* BEGIN Extracted entries *

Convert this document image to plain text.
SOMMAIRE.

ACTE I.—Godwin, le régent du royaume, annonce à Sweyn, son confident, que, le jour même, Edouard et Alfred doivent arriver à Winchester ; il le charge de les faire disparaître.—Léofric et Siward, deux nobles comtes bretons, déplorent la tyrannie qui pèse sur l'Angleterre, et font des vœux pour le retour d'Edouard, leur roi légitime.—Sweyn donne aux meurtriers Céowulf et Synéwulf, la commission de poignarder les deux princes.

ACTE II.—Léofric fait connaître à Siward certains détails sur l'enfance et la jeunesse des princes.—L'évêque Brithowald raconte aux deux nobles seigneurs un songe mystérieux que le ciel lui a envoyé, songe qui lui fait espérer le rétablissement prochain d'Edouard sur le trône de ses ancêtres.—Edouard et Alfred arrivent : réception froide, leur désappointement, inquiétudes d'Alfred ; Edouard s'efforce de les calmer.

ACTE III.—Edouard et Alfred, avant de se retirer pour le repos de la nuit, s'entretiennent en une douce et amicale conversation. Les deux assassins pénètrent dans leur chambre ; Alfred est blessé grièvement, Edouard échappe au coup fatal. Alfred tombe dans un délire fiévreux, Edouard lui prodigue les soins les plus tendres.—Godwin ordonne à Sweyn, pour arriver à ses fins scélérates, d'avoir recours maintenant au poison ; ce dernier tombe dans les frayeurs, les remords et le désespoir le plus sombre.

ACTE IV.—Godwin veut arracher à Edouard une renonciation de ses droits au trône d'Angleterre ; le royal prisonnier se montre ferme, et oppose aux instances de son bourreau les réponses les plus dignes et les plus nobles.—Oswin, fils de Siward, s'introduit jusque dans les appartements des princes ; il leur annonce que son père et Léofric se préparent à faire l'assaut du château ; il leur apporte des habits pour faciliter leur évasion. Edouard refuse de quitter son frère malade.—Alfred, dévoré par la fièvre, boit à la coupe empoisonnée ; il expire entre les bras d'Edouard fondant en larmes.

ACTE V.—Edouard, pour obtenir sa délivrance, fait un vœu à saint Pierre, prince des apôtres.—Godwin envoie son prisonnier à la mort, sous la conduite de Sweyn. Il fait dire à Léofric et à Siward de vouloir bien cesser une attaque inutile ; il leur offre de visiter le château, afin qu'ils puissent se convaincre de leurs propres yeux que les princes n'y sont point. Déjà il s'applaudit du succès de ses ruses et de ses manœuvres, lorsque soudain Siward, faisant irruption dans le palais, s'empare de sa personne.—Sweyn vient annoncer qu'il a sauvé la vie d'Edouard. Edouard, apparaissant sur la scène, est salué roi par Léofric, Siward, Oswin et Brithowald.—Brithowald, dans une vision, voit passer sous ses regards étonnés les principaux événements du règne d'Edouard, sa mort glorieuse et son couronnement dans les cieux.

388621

* END Extracted entries *

**What you will do:**
Copy every line verbatim.

**Answer to the exercise:**
Convert this document image to plain text.
SOMMAIRE.

ACTE I.—Godwin, le régent du royaume, annonce à Sweyn, son confident, que, le jour même, Edouard et Alfred doivent arriver à Winchester ; il le charge de les faire disparaître.—Léofric et Siward, deux nobles comtes bretons, déplorent la tyrannie qui pèse sur l'Angleterre, et font des vœux pour le retour d'Edouard, leur roi légitime.—Sweyn donne aux meurtriers Céowulf et Synéwulf, la commission de poignarder les deux princes.

ACTE II.—Léofric fait connaître à Siward certains détails sur l'enfance et la jeunesse des princes.—L'évêque Brithowald raconte aux deux nobles seigneurs un songe mystérieux que le ciel lui a envoyé, songe qui lui fait espérer le rétablissement prochain d'Edouard sur le trône de ses ancêtres.—Edouard et Alfred arrivent : réception froide, leur désappointement, inquiétudes d'Alfred ; Edouard s'efforce de les calmer.

ACTE III.—Edouard et Alfred, avant de se retirer pour le repos de la nuit, s'entretiennent en une douce et amicale conversation. Les deux assassins pénètrent dans leur chambre ; Alfred est blessé grièvement, Edouard échappe au coup fatal. Alfred tombe dans un délire fiévreux, Edouard lui prodigue les soins les plus tendres.—Godwin ordonne à Sweyn, pour arriver à ses fins scélérates, d'avoir recours maintenant au poison ; ce dernier tombe dans les frayeurs, les remords et le désespoir le plus sombre.

ACTE IV.—Godwin veut arracher à Edouard une renonciation de ses droits au trône d'Angleterre ; le royal prisonnier se montre ferme, et oppose aux instances de son bourreau les réponses les plus dignes et les plus nobles.—Oswin, fils de Siward, s'introduit jusque dans les appartements des princes ; il leur annonce que son père et Léofric se préparent à faire l'assaut du château ; il leur apporte des habits pour faciliter leur évasion. Edouard refuse de quitter son frère malade.—Alfred, dévoré par la fièvre, boit à la coupe empoisonnée ; il expire entre les bras d'Edouard fondant en larmes.

ACTE V.—Edouard, pour obtenir sa délivrance, fait un vœu à saint Pierre, prince des apôtres.—Godwin envoie son prisonnier à la mort, sous la conduite de Sweyn. Il fait dire à Léofric et à Siward de vouloir bien cesser une attaque inutile ; il leur offre de visiter le château, afin qu'ils puissent se convaincre de leurs propres yeux que les princes n'y sont point. Déjà il s'applaudit du succès de ses ruses et de ses manœuvres, lorsque soudain Siward, faisant irruption dans le palais, s'empare de sa personne.—Sweyn vient annoncer qu'il a sauvé la vie d'Edouard. Edouard, apparaissant sur la scène, est salué roi par Léofric, Siward, Oswin et Brithowald.—Brithowald, dans une vision, voit passer sous ses regards étonnés les principaux événements du règne d'Edouard, sa mort glorieuse et son couronnement dans les cieux.

388621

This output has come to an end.